_The problem_
Show every line that has the string "name" in it.

_Figure content listings_
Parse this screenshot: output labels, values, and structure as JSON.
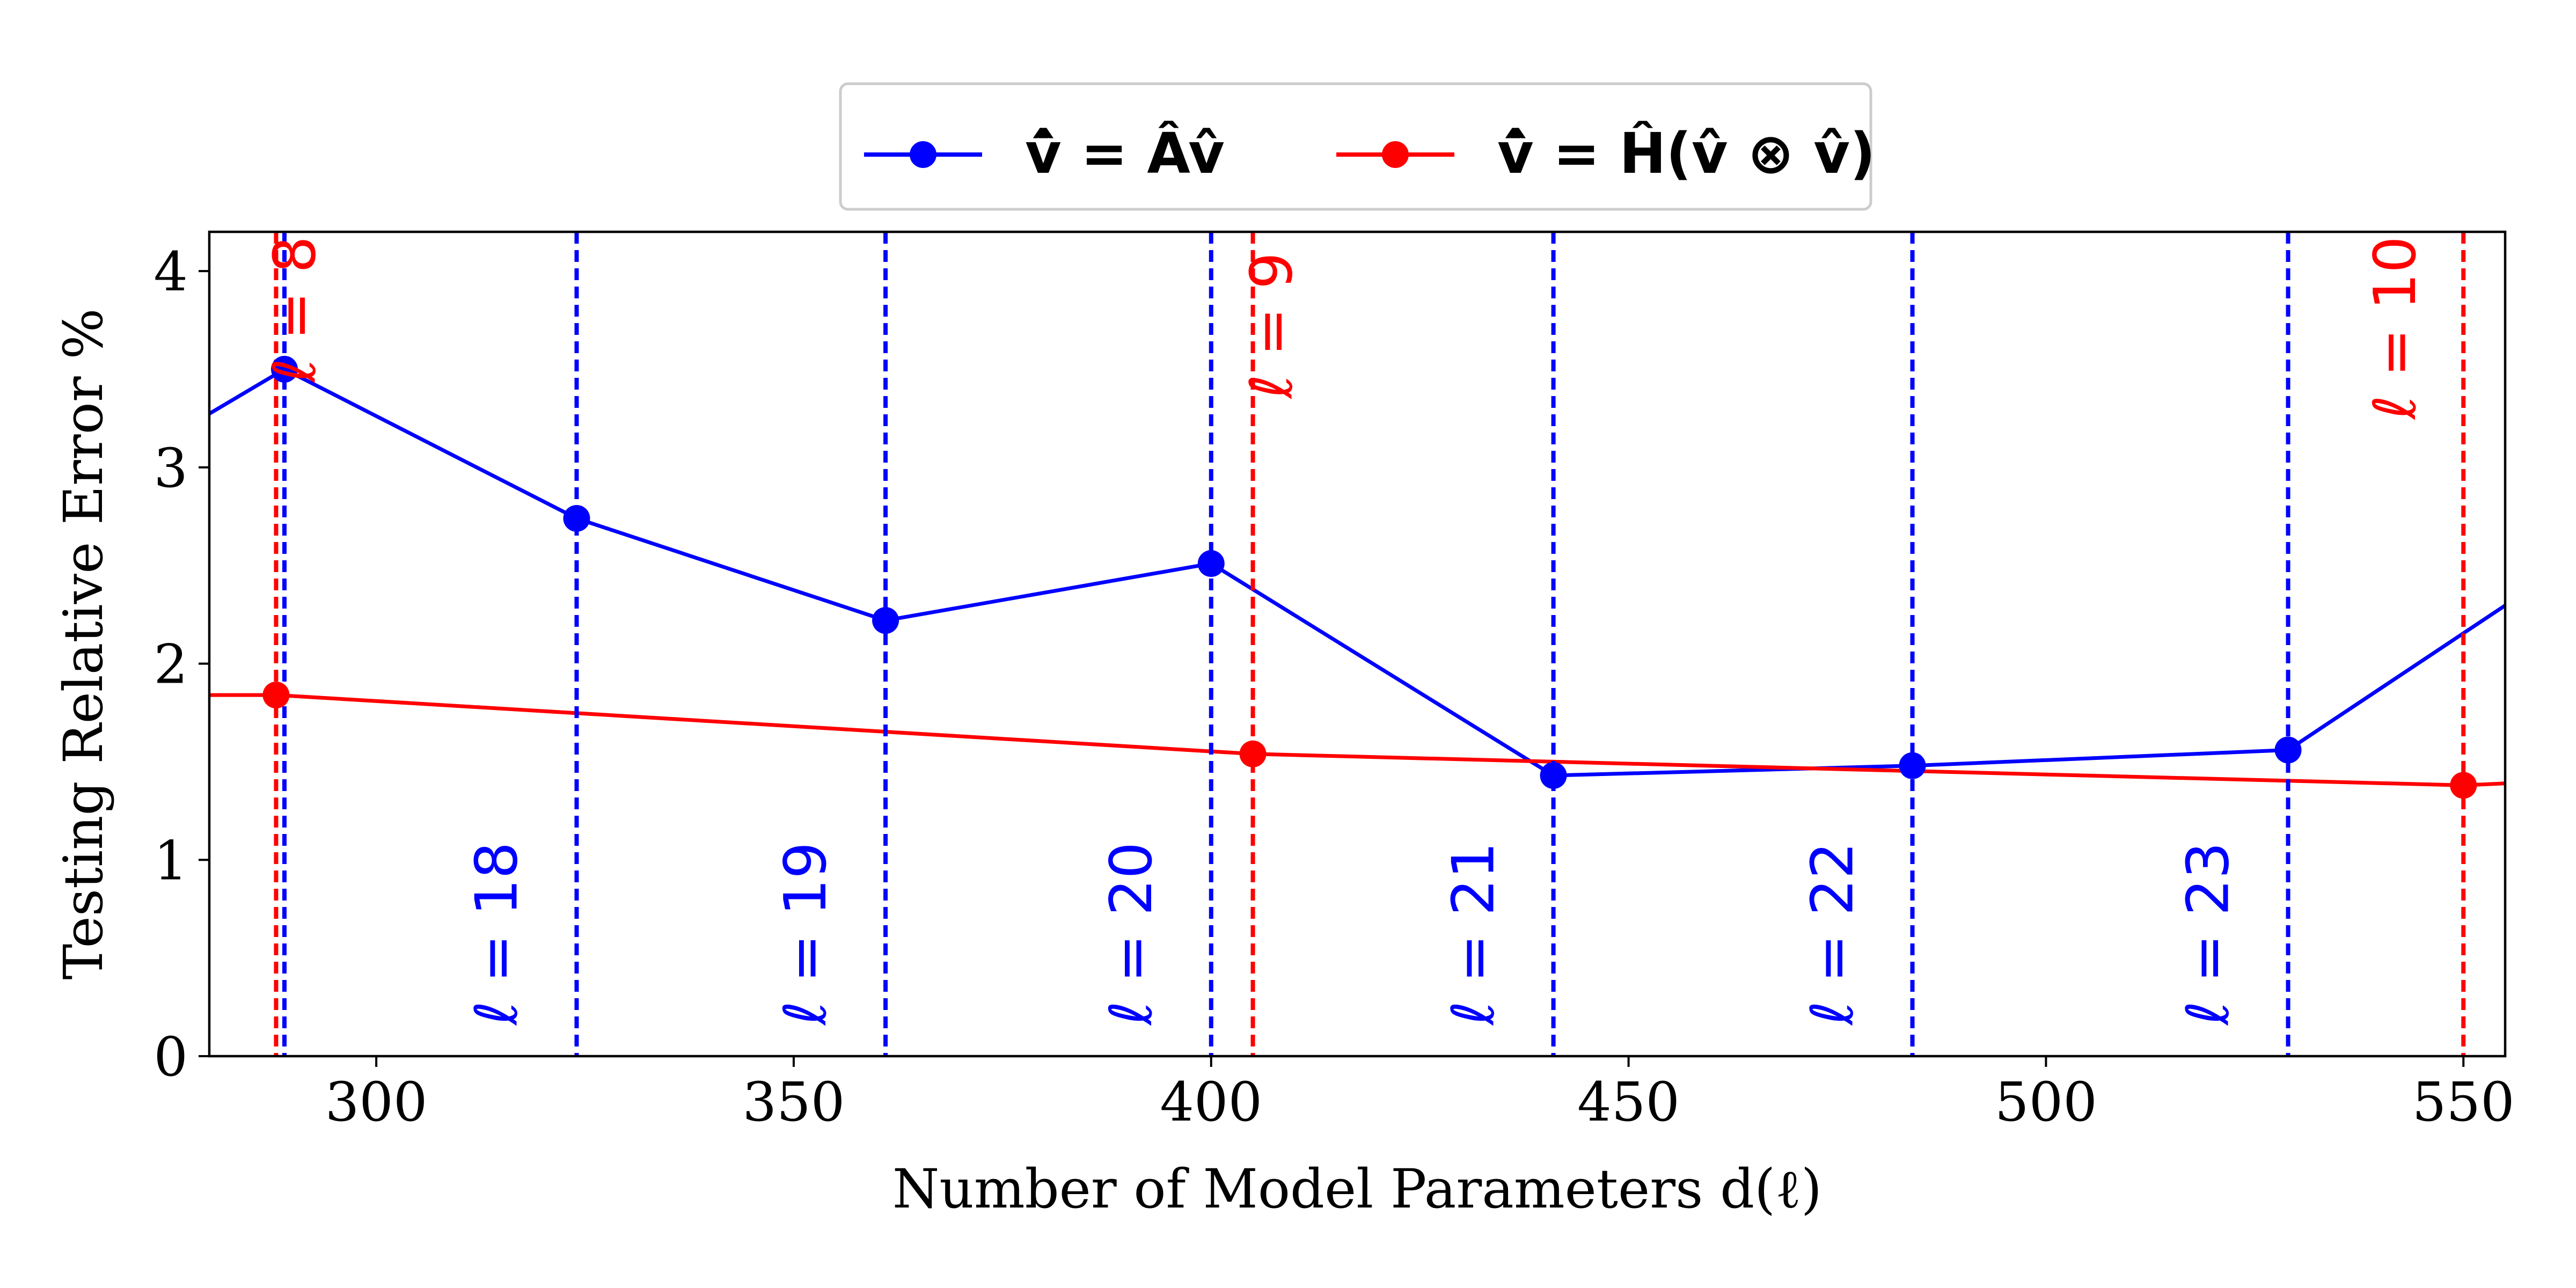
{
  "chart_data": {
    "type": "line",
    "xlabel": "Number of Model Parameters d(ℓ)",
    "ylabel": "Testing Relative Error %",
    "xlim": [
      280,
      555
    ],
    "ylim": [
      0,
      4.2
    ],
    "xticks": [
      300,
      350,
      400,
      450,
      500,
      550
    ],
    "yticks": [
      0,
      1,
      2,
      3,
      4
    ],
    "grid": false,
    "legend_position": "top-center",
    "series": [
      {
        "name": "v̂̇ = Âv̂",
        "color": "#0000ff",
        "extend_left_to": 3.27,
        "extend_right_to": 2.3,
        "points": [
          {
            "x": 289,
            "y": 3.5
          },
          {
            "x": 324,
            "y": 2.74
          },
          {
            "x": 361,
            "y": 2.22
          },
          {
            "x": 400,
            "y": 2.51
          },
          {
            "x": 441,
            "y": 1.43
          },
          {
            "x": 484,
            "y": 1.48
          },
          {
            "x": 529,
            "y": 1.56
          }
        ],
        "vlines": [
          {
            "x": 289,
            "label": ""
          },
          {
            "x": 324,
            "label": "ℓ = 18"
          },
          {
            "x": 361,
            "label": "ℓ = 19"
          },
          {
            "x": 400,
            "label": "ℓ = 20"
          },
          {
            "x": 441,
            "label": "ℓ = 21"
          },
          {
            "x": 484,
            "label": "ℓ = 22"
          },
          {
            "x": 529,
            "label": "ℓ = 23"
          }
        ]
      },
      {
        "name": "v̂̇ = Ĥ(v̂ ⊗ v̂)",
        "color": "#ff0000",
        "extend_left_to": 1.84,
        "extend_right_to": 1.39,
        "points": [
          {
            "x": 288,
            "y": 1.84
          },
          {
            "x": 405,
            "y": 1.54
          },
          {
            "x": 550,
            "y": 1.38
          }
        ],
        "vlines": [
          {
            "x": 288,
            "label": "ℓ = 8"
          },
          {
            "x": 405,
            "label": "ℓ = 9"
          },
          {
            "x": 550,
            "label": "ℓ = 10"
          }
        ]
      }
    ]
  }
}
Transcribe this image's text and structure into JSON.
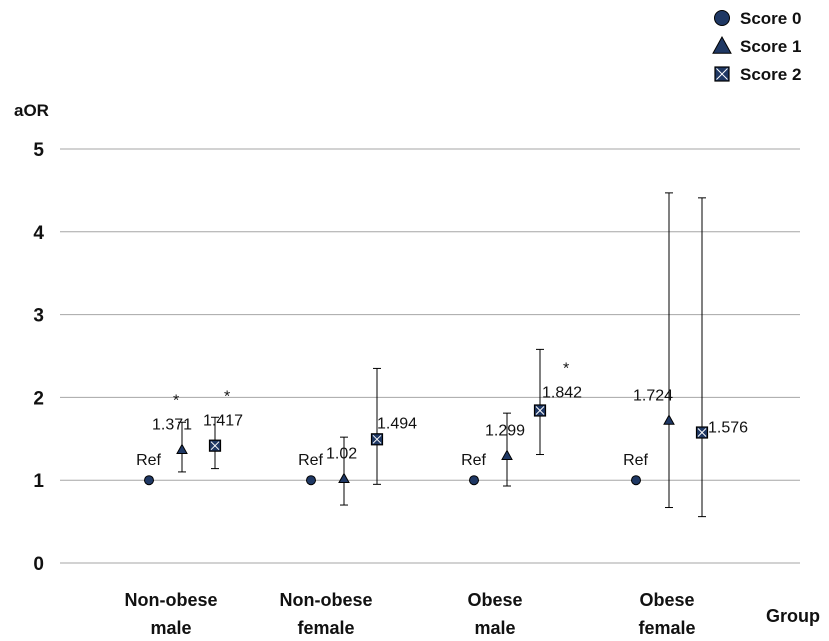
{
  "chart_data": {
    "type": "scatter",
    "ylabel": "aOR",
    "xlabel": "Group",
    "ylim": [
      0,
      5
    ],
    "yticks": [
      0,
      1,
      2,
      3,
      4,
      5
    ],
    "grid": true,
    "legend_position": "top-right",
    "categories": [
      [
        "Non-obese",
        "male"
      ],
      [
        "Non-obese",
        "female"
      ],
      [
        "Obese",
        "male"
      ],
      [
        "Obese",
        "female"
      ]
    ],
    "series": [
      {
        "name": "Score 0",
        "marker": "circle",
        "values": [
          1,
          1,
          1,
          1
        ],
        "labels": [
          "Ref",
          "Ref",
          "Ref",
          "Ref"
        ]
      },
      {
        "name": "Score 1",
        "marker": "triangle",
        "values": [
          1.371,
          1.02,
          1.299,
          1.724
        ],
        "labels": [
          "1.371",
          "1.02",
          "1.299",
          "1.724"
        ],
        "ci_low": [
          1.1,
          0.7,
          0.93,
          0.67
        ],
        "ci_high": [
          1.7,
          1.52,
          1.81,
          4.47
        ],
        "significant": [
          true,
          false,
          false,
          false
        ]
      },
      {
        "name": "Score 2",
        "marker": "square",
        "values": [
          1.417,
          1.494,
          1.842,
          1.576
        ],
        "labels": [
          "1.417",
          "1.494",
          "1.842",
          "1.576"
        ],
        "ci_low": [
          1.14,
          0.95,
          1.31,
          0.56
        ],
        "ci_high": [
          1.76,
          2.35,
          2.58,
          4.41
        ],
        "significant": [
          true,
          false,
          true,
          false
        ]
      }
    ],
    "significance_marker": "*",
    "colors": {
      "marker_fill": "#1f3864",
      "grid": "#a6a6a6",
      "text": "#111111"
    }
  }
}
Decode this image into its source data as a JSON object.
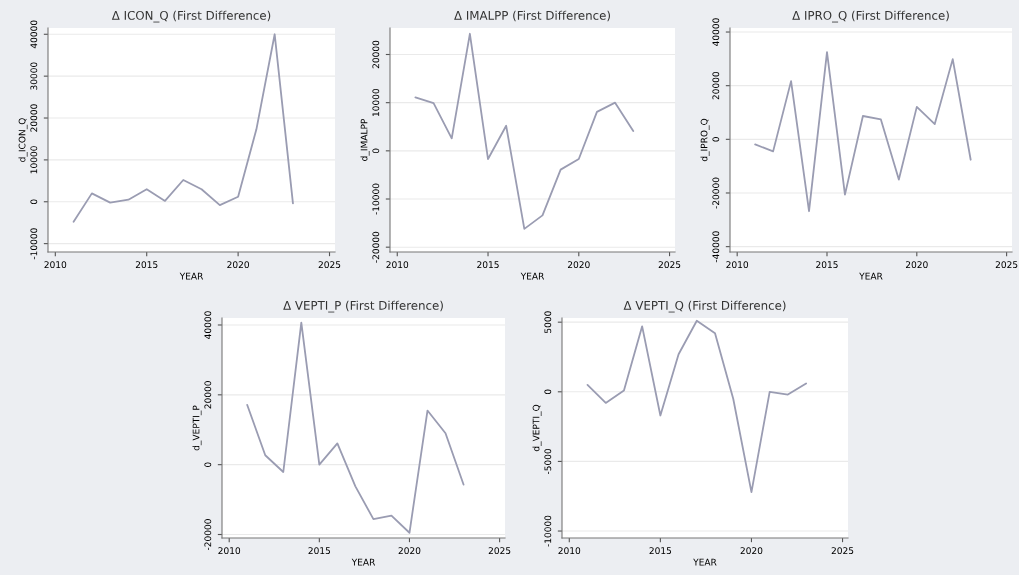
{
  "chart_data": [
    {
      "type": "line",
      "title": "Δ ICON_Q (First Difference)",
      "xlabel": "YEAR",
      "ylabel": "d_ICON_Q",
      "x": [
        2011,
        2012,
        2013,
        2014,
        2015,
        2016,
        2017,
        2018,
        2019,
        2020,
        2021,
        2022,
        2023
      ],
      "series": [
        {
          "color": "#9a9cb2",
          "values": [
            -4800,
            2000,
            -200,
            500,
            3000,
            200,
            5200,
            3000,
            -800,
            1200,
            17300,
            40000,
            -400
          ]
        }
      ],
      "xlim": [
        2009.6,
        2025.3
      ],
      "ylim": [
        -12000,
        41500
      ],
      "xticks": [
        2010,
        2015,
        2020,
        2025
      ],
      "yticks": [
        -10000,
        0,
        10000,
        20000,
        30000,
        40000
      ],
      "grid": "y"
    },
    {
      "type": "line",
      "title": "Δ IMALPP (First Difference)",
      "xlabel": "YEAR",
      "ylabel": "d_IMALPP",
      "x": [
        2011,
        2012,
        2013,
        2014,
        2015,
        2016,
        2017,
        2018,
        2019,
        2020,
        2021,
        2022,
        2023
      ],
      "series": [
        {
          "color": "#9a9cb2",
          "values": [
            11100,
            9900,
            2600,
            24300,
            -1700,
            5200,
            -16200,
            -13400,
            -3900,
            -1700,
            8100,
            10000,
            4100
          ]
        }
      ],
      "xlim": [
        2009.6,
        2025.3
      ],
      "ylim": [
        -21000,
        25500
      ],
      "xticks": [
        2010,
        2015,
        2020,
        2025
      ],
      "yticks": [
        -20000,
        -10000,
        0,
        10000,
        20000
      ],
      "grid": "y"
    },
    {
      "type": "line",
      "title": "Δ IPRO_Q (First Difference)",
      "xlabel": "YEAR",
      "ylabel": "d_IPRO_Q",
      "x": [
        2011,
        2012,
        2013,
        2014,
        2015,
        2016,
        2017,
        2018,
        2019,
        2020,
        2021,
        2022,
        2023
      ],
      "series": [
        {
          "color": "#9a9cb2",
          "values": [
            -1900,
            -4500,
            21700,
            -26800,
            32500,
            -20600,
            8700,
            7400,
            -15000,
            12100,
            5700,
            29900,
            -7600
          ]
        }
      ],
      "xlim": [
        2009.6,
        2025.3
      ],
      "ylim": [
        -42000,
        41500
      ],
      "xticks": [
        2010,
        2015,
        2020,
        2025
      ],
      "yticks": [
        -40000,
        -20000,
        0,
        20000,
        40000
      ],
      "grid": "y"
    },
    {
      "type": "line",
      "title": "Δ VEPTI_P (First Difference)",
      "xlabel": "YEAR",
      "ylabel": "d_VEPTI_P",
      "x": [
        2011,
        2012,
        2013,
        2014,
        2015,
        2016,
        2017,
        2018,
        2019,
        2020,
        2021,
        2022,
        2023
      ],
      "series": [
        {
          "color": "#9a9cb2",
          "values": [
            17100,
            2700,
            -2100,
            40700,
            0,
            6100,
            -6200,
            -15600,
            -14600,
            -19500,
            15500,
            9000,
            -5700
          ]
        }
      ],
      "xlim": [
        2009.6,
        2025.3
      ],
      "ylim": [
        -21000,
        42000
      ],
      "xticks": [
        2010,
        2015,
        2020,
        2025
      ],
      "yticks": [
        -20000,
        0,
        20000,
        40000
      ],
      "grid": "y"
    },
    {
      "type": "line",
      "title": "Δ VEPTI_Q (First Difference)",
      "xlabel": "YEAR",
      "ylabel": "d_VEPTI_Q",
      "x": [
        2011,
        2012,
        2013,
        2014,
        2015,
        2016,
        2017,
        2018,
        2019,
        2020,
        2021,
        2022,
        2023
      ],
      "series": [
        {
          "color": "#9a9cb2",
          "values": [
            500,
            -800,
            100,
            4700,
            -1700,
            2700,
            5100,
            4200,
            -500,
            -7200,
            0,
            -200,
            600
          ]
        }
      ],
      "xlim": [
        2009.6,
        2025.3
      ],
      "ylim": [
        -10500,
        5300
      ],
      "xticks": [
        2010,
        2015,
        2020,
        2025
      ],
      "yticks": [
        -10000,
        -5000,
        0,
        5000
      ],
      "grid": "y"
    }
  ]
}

_Expected answer_
        "name": "v̂̇ = Âv̂",
        "name": "v̂̇ = Ĥ(v̂ ⊗ v̂)",
        "name": "Score 0",
        "name": "Score 1",
        "name": "Score 2",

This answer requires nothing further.